▸ **Problem**
Copy each line of the data below with the word "Turns".

▸ **Given records**
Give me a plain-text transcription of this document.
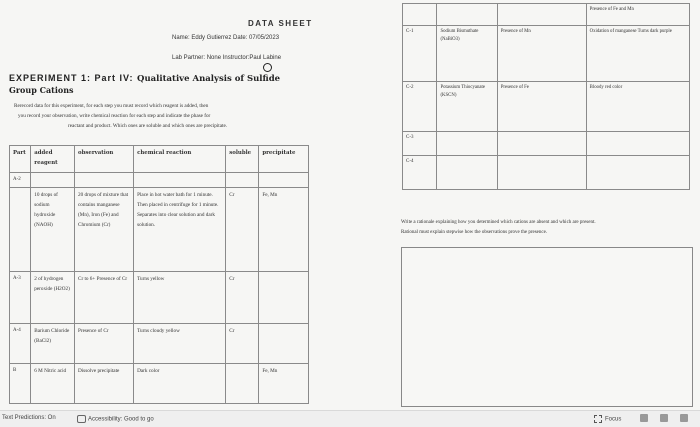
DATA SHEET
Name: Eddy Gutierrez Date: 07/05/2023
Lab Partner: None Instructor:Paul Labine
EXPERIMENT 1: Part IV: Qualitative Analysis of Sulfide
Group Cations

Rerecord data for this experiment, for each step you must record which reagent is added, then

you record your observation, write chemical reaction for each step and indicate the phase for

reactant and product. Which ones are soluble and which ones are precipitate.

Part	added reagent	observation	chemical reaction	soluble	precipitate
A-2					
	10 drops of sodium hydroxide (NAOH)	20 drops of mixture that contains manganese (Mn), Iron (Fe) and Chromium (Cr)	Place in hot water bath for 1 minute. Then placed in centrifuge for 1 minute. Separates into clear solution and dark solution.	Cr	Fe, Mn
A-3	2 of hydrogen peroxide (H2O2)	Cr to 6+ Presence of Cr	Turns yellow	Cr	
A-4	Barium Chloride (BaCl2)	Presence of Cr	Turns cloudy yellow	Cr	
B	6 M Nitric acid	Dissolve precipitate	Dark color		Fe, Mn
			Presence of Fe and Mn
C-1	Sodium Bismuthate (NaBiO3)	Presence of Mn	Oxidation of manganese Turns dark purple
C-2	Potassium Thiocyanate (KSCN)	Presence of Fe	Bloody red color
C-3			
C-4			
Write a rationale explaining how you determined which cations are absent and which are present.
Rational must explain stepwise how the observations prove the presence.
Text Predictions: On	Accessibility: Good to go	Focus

▸ **Solution for this problem**
A-3	2 of hydrogen peroxide (H2O2)	Cr to 6+ Presence of Cr	Turns yellow	Cr	
A-4	Barium Chloride (BaCl2)	Presence of Cr	Turns cloudy yellow	Cr	
C-1	Sodium Bismuthate (NaBiO3)	Presence of Mn	Oxidation of manganese Turns dark purple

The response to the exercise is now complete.